A case study of how my girlfriend increased her profits by 50% just by taking a hard look at how she was managing her working hours throughout her day/week.

Remember the fortune teller Ms. Cleo? She had a bunch of infomercials a decade or two ago and in a deep Jamaican accent would say “Call me now…” Well I’m putting on my Ms. Cleo fortune telling hat and making a prediction that you think you’re doing something well that you probably aren’t. What is that thing? Time management.

Why do I think you aren’t managing your time well? For starters, because I used to suck at it. And, if you’re like the majority of people I’ve ever talked to who come to me for advice, then you don’t quite have your hours and your schedule locked in either.

When people say “time is money” it’s absolutely true, especially when we’re talking about our businesses.

It doesn’t matter what industry you are in, what many entrepreneurs and small business owners don’t realize, is that our time is extremely valuable and limited. That may not be news to you, but what might be news to you is how much money you could be leaving on the table if you aren’t diligent about your hours.

Let’s all hop in the car and take a trip to Case Study Land

Case Study: Caroline Winegeart

When my girlfriend Caroline started her design and branding company, she had a new challenge. Her schedule was completely her own, which meant she not only had to manage her clients and work output, but had to understand how to manager her time.

One afternoon she was really frustrated. She told me she felt like her schedule was completely full, yet she wasn’t making nearly as much money as she’d hoped (a feeling we can all can relate to). Having had experience owning a web design company, I asked her to do a simple exercise with me:

We opened up her Google Calendar and I asked her how many hours she realistically wanted to spend on client work per week. Her answer was 5 hours per day (she would be at her computer for much more than that, but she knew she wanted to work on personal projects and other things as well). At 5 hours per day, I told her she should have 25 billable hours per week, or 100 billable hours per month. If we took the hourly rate she was comfortable charging ($75 per hour), she should be able to make $7,500 per month.

Hours she wanted to work per day: 5
Hours she wanted to work per week: 25
Total billable hours per month: 100
Total billable hourly rate: $75
Money she should be making per month: $7,500

This was a revelation to her on a few levels:

1. She was already working a full schedule and certainly wasn’t making $7,500 per month.

2. This exercise showed her that there were inefficiencies in how she was managing her working hours. She realized she had been resistant to blocking off time slots on her calendar because it brought back memories of scheduling meetings and calls at a previous 9-5 job she didn’t enjoy. Our chat peeled back that layer and helped her understand she controlled her schedule now and could do it however she wanted. (This was critical!)

3. Hearing that she should be able to make $7,500 per month by working 25 hour weeks opened her eyes to the fact that she was wasting lots of hours every day in Internet blackholes (YouTube, Hulu, Netflix, social media sites, etc).

▶ Task brief: Continue the time management case study from its last sentence.

▶ Material shown:
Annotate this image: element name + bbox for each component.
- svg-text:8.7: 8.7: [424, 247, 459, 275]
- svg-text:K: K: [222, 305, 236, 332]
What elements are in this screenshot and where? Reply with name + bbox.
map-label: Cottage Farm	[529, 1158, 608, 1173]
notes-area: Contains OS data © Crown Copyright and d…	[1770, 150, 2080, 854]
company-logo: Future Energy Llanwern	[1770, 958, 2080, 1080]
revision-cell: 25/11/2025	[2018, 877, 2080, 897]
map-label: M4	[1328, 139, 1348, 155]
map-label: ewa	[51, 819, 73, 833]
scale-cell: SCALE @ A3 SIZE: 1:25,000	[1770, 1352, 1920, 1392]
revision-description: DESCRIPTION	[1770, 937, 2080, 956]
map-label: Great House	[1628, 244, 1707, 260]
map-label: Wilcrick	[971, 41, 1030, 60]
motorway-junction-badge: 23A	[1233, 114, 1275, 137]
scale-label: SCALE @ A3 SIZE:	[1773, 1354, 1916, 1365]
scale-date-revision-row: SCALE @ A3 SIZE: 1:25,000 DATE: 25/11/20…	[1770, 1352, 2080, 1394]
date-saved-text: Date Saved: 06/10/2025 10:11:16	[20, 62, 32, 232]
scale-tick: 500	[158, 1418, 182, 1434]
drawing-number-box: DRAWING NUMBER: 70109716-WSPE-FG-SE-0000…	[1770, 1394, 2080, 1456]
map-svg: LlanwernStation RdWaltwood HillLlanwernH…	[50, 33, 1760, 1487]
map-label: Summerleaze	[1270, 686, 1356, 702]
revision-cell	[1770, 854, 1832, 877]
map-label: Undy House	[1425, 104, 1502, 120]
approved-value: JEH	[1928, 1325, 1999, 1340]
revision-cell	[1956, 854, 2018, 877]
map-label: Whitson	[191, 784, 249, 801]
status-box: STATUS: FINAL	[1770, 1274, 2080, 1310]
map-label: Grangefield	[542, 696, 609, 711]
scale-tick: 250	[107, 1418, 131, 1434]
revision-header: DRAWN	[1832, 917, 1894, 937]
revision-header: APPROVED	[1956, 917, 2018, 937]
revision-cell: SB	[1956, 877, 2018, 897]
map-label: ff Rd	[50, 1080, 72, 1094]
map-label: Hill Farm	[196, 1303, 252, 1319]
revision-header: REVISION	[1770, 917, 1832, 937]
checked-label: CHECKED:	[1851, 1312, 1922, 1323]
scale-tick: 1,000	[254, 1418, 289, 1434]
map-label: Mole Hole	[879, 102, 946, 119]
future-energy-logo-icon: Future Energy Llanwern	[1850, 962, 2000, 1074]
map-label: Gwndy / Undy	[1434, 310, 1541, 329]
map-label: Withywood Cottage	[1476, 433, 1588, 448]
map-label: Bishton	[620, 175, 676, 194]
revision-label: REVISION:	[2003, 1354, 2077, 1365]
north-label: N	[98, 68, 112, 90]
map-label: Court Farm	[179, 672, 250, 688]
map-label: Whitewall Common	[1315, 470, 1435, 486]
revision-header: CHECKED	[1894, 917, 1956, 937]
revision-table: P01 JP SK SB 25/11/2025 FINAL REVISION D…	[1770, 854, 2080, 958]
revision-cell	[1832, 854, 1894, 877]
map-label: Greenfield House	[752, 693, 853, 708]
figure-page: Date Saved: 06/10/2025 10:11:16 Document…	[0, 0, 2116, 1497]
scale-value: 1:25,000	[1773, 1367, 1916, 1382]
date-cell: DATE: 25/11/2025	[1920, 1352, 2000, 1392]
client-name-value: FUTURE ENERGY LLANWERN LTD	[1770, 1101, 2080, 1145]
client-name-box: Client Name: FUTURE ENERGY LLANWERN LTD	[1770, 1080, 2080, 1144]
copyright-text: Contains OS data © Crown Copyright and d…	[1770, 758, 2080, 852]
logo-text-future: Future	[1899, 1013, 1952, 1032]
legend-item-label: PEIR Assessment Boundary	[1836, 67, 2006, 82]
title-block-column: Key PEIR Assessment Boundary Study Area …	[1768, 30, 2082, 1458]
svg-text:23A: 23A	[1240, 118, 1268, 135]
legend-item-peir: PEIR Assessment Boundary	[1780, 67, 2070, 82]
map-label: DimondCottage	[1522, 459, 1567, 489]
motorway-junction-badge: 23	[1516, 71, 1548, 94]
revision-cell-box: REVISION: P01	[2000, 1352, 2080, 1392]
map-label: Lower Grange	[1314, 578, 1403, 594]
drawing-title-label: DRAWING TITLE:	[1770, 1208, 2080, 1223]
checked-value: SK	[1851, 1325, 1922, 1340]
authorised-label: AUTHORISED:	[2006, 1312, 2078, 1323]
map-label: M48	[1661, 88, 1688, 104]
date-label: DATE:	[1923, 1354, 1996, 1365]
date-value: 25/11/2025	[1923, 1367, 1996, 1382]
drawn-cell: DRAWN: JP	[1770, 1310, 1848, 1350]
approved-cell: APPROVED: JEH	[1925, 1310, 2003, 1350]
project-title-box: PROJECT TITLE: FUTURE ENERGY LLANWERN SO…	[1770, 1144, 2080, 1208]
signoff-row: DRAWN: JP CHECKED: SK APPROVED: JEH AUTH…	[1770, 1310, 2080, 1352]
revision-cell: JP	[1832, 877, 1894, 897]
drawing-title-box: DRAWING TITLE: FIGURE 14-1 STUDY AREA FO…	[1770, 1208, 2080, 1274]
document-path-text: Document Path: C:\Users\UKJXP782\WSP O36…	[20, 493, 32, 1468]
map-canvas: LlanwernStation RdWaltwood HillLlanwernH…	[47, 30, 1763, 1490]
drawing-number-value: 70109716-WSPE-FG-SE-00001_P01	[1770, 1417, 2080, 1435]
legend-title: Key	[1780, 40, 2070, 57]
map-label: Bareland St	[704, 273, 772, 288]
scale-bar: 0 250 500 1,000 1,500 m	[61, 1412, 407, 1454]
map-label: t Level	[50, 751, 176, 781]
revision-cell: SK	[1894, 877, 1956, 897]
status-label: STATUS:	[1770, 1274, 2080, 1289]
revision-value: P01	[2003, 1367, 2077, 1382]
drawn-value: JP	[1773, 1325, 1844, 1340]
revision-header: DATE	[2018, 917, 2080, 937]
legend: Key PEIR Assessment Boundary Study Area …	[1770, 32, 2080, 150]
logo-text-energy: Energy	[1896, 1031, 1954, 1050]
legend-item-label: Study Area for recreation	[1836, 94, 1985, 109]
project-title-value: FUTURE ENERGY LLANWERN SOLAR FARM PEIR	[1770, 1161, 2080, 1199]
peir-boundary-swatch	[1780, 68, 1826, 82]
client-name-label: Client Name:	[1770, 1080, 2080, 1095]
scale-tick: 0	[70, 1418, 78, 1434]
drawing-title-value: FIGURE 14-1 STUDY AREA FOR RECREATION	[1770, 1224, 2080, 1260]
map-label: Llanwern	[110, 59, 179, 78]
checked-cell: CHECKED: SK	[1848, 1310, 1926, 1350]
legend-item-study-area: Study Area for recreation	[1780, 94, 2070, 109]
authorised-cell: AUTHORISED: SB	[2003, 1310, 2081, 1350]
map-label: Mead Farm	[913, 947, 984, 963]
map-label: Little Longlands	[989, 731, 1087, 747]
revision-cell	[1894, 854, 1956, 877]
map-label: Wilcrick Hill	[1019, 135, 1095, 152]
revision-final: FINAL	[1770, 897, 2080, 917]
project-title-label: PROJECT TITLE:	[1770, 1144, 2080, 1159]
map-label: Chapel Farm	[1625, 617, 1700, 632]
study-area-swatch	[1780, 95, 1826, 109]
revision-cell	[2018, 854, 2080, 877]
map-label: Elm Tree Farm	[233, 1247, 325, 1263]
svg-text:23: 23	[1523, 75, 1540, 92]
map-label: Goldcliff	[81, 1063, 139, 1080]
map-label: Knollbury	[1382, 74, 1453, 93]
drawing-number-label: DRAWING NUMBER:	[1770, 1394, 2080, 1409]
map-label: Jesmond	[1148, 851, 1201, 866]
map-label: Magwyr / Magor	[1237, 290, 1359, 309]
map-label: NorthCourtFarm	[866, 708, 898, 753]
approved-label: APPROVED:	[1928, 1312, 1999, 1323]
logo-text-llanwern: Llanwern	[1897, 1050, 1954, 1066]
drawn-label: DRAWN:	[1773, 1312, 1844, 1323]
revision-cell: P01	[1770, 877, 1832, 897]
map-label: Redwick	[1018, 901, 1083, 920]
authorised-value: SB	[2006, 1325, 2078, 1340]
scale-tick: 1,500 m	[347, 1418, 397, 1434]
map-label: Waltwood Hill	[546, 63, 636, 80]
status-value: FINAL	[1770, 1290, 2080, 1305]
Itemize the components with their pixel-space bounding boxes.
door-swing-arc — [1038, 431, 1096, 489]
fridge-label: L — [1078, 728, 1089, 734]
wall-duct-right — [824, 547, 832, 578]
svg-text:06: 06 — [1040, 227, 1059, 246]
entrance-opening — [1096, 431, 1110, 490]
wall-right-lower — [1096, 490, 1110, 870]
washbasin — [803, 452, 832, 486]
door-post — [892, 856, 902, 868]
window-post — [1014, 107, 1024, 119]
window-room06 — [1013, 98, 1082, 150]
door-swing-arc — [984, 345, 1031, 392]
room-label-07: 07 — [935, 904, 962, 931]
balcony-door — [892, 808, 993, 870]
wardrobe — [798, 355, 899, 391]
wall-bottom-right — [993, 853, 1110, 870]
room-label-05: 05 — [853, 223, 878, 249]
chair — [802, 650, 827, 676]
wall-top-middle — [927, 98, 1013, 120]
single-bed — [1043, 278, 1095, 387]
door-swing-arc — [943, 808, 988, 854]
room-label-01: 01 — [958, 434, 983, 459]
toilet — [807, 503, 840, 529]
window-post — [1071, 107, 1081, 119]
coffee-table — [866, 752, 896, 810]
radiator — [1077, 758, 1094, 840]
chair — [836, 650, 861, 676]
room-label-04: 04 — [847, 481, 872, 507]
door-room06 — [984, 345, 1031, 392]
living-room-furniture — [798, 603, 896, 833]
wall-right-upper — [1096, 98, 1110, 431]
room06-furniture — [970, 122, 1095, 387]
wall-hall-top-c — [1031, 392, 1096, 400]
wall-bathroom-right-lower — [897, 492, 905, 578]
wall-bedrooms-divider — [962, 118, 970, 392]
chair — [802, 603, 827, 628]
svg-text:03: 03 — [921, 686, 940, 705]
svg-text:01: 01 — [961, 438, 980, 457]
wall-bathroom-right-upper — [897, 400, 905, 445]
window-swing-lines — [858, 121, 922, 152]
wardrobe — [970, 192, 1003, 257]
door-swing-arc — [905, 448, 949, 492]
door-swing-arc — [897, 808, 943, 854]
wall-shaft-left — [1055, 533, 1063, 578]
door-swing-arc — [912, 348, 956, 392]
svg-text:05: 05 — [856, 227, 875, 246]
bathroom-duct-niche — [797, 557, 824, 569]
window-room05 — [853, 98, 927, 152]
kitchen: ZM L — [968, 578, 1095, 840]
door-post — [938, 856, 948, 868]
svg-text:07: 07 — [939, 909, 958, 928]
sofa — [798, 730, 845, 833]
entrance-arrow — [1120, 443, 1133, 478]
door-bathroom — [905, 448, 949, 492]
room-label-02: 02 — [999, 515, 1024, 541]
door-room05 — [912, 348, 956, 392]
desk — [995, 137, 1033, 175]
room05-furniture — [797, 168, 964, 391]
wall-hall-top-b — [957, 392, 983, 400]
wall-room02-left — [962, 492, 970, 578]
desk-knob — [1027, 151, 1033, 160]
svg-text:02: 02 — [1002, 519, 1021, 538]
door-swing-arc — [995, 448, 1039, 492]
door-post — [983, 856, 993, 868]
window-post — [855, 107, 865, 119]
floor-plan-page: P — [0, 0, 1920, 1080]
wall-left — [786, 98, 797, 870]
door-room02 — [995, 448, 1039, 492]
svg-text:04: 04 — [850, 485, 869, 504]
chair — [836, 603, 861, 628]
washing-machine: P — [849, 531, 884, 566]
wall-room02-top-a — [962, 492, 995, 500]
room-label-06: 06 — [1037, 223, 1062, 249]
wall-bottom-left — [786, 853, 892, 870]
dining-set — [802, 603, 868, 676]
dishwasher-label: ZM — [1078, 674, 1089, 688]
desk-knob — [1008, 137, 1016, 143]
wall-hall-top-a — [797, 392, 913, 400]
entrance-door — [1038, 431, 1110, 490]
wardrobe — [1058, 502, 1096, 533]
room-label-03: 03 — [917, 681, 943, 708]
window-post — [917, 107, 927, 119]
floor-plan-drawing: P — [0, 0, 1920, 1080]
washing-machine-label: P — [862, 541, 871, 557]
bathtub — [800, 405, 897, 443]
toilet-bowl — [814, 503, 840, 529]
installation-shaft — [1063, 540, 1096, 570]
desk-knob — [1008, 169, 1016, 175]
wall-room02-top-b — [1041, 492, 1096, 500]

▶ Result:
4. When she thought about increasing her hourly rate to $100 per hour, her potential monthly income would raise to $10,000. That was incredibly inspiring for her because it was absolutely achievable.

So what happened after that conversation?

I’m happy to report that shortly thereafter Caroline invested heavily in scheduling her working hours throughout her day. She didn’t use any fancy apps or tools, she simply used Google Calendar and Google Spreadsheets.

Her investment into her schedule greatly paid off in just a few short weeks. She went from making $1,500 – $2,000 per month in client work (and feeling stressed out) to double that number at $4,000 per month (and feeling in control)!

Was there still room for improvement? Of course. There always will be. But she increased her profits by 50% just by taking a hard look at how she was managing her working hours throughout her day/week.

Whether you own a business where you get paid by the hour or not, your time is money. You must understand that having an inefficient schedule is sucking the profits out of your business. All the hours you spend consuming content on the Internet (or doing things offline) could be invested in your business and help increase your profits.

I’d like to challenge you to do an exercise. It doesn’t matter if you’re a salaried employee or you get paid by the hour. I’d like you to take a VERY hard look at your schedule and write down a few numbers (not in your head, actually write these numbers down):

  • How many hours you want to be working each week?
  • How much you want or should be getting paid by the hour for your work (this is your “hourly rate”)?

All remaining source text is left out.